- Given instruction: Gather the lines from the material that contain "locations".

- Data listing:
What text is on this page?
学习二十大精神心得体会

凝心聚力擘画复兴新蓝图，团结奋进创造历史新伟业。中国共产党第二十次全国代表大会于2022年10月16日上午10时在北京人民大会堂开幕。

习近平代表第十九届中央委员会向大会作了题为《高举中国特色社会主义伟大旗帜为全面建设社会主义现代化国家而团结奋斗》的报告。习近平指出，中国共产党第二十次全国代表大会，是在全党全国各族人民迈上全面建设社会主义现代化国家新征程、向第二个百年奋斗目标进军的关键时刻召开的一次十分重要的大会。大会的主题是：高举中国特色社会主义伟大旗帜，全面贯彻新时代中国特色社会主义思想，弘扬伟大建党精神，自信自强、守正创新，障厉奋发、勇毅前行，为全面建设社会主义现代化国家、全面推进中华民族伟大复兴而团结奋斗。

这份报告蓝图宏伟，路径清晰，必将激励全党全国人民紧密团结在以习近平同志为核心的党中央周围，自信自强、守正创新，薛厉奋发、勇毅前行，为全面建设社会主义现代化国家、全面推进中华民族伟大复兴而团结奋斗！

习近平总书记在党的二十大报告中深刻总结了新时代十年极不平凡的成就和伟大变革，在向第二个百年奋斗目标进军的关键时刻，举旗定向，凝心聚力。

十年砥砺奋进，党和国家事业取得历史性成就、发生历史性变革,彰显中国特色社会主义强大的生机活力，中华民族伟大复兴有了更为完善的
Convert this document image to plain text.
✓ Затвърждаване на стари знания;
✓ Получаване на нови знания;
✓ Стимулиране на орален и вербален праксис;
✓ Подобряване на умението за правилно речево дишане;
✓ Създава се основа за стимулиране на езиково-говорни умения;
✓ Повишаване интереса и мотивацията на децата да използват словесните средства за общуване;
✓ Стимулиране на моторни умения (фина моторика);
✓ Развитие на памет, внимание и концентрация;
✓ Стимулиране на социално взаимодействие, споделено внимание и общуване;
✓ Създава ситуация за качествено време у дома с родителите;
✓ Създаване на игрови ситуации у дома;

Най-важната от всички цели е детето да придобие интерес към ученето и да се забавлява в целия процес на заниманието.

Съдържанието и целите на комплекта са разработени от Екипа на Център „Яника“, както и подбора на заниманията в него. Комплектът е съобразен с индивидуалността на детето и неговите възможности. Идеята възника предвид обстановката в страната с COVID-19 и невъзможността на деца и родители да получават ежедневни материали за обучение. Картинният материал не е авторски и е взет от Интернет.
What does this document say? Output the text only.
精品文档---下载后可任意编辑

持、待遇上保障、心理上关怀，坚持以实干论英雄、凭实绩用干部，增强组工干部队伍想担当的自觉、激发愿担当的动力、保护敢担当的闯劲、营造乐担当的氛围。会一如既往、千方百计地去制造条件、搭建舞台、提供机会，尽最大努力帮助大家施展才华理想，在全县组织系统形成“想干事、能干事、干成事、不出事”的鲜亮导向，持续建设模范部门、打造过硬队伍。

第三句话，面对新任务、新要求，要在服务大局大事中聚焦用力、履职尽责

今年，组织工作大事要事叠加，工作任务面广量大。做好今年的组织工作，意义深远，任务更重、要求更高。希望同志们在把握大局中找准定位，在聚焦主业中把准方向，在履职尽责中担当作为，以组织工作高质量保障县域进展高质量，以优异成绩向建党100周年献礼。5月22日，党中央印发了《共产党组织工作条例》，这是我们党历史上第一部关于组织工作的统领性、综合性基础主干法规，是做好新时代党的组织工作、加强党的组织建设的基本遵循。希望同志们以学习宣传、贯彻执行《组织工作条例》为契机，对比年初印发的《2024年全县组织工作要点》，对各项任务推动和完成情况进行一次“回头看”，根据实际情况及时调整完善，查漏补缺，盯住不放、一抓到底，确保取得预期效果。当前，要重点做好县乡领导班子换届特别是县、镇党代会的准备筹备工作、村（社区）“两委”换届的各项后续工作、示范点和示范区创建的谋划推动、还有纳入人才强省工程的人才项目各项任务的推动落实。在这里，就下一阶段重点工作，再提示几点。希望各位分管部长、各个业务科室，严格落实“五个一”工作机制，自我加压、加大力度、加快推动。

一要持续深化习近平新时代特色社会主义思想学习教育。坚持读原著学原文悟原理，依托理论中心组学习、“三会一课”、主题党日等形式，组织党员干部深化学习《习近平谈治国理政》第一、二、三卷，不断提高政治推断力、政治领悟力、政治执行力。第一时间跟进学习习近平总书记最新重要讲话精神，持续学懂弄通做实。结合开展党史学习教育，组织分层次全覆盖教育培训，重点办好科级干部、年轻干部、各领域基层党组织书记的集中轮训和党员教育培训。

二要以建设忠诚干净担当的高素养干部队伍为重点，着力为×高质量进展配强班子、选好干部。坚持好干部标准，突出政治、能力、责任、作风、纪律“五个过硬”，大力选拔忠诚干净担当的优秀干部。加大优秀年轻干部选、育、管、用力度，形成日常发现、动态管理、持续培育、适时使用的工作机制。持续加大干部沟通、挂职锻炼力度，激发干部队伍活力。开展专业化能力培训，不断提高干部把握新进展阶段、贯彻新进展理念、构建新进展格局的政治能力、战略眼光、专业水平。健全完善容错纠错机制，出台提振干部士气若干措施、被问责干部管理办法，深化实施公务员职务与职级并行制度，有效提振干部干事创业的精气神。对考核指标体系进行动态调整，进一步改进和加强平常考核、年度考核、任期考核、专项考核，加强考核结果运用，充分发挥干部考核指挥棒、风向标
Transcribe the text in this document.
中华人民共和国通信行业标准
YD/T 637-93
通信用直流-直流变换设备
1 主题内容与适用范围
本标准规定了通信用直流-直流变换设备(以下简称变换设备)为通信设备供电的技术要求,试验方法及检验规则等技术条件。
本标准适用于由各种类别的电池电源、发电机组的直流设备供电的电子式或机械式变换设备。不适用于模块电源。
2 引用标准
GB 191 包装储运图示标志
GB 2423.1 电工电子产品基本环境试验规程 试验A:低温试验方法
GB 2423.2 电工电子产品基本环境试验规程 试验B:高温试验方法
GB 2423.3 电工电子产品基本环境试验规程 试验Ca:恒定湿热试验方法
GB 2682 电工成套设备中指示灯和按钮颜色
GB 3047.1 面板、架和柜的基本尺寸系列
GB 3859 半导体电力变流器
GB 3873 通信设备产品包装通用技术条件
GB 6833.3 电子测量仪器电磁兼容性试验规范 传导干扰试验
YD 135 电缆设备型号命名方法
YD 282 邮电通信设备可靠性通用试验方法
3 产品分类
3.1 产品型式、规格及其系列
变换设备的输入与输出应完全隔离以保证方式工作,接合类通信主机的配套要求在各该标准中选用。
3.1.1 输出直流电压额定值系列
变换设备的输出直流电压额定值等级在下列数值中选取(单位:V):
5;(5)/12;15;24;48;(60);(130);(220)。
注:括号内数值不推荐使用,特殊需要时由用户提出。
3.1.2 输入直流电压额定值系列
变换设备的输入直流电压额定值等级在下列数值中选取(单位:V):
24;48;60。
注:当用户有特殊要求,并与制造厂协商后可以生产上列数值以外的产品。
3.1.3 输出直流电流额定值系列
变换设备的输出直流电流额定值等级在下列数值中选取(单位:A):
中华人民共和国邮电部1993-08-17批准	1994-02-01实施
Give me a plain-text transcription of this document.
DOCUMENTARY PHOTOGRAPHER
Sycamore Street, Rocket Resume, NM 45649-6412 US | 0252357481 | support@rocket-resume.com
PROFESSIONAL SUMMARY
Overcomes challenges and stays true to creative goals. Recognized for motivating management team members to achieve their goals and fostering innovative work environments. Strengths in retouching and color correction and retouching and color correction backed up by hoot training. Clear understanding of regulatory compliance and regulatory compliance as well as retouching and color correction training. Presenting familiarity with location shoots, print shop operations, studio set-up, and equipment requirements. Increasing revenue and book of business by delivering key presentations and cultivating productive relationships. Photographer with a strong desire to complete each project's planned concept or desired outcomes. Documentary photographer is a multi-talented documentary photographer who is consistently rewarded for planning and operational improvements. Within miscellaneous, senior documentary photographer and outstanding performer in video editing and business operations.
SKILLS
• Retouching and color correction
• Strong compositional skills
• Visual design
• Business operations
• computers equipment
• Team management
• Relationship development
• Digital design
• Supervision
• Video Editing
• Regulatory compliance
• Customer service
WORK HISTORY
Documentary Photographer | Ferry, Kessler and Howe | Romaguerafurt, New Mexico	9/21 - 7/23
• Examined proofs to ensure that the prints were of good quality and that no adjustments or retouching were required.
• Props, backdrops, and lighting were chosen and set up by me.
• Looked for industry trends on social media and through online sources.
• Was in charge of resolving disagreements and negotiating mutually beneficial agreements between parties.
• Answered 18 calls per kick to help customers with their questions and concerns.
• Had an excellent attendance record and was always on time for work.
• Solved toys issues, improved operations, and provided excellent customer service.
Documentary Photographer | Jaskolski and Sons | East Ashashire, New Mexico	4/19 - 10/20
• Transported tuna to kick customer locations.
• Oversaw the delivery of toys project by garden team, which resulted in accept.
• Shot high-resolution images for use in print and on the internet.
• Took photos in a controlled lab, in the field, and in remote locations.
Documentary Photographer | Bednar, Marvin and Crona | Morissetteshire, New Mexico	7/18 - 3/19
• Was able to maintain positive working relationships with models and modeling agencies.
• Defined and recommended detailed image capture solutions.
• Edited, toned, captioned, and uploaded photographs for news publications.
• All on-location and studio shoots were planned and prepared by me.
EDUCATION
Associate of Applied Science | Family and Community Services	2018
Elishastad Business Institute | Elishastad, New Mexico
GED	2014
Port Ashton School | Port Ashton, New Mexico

- Solution below:
• Transported tuna to kick customer locations.
• Took photos in a controlled lab, in the field, and in remote locations.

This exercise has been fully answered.